--- Problem description ---
Among the lines below, count those containing the word "территории". Give the number only.

--- Source data ---
□ □ □ □ □

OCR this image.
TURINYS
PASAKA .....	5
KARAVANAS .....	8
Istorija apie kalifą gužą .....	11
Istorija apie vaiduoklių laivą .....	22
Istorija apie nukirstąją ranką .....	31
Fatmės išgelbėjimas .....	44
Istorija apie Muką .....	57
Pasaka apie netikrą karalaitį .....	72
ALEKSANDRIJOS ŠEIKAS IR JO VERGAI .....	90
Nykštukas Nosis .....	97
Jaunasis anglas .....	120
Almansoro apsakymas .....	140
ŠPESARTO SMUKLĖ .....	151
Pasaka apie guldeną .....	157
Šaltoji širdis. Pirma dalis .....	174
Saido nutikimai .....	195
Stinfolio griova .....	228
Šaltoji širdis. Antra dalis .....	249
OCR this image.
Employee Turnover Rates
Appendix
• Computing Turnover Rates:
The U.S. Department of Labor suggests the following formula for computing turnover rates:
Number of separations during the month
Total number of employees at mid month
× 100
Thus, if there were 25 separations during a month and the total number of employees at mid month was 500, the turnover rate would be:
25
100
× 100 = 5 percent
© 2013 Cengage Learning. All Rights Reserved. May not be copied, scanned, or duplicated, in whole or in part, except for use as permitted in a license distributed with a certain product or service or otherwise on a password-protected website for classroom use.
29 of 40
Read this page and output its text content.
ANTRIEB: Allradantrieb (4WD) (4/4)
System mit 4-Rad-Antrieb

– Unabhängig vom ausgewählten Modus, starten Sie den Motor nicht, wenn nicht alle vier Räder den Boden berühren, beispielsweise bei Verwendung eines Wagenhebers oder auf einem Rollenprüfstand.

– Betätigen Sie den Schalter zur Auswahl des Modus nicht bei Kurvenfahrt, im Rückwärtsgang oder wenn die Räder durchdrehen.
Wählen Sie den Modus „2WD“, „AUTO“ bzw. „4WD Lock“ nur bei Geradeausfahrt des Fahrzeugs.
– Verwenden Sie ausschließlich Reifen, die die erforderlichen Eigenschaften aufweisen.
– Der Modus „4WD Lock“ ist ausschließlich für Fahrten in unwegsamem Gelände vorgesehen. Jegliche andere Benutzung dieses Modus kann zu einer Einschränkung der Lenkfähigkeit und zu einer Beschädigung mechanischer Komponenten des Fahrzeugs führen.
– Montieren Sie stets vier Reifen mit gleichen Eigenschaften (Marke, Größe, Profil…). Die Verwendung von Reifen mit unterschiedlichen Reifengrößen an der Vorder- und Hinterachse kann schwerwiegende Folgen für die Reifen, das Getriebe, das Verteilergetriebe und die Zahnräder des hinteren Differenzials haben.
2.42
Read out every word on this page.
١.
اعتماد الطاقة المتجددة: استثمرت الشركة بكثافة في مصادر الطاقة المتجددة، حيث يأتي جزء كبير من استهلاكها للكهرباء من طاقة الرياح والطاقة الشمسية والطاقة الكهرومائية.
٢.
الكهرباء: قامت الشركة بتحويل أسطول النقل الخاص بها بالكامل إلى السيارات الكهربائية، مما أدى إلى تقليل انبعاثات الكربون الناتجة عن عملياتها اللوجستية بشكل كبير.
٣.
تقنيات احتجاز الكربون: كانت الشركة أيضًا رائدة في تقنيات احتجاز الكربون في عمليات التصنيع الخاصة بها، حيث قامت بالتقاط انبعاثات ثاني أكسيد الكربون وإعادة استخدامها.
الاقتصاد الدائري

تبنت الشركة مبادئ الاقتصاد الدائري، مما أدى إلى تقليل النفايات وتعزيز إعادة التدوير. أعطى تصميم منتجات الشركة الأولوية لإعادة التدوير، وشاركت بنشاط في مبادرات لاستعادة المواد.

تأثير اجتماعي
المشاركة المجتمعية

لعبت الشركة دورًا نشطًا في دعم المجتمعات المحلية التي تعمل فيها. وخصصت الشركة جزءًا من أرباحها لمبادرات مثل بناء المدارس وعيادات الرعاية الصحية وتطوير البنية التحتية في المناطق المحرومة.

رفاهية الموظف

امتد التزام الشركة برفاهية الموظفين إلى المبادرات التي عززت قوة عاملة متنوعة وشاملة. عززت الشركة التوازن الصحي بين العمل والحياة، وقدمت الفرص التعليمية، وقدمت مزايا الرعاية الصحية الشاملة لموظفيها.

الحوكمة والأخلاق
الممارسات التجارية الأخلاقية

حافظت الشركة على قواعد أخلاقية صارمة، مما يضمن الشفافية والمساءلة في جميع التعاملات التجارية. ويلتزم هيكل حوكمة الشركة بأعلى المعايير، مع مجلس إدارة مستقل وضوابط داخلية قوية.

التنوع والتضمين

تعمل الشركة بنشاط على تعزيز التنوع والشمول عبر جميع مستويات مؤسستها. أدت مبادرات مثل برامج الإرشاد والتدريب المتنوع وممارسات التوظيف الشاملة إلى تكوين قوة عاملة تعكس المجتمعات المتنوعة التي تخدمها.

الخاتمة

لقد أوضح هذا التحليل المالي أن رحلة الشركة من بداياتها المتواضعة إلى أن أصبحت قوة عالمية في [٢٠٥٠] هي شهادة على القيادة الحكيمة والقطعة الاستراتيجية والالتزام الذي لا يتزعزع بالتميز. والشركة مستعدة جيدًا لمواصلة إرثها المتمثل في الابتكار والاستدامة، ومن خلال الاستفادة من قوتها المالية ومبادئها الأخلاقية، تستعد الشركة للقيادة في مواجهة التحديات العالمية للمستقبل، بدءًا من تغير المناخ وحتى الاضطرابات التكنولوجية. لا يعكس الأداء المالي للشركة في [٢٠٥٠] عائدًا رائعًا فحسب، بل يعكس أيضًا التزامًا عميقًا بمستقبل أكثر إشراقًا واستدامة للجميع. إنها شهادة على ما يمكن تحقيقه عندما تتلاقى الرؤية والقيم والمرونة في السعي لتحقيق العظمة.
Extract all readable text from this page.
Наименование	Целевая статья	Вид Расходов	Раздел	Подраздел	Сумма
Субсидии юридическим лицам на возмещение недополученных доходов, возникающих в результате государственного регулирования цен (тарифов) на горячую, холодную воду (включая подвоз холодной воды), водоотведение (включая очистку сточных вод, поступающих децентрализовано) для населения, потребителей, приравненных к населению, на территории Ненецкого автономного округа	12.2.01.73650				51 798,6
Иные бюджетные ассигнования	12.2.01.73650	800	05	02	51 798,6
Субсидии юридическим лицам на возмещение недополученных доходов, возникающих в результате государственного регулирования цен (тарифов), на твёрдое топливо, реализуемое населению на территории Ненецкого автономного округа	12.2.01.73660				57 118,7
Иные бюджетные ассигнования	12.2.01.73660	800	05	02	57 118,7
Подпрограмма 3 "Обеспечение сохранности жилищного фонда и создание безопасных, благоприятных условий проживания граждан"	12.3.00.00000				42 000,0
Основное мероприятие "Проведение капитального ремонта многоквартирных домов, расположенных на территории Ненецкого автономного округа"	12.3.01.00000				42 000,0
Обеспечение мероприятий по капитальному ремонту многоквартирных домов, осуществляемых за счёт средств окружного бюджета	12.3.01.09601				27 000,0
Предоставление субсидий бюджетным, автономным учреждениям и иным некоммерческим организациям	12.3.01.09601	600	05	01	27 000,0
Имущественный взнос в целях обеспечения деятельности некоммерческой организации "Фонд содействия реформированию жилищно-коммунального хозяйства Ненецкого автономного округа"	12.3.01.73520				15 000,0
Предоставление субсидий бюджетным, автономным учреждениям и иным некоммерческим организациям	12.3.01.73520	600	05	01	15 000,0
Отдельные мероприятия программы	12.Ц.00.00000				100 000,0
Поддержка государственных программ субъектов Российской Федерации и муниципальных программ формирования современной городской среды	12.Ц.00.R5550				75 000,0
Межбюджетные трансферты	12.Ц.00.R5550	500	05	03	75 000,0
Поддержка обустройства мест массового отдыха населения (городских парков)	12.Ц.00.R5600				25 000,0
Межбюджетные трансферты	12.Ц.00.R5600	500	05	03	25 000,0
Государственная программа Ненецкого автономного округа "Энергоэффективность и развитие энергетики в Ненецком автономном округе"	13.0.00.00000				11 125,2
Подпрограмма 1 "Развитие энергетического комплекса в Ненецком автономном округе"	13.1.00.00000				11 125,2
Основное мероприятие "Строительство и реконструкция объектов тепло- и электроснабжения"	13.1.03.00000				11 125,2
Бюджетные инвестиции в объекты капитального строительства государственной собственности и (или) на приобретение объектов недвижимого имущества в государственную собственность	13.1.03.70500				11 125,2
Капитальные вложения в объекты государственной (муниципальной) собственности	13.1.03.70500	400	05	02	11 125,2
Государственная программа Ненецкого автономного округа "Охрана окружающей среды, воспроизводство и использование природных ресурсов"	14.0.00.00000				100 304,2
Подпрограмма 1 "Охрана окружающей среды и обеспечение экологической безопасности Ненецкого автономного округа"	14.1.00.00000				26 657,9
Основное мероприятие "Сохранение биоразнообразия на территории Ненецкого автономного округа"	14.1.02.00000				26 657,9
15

□ □ □ □ □

--- The response ---
4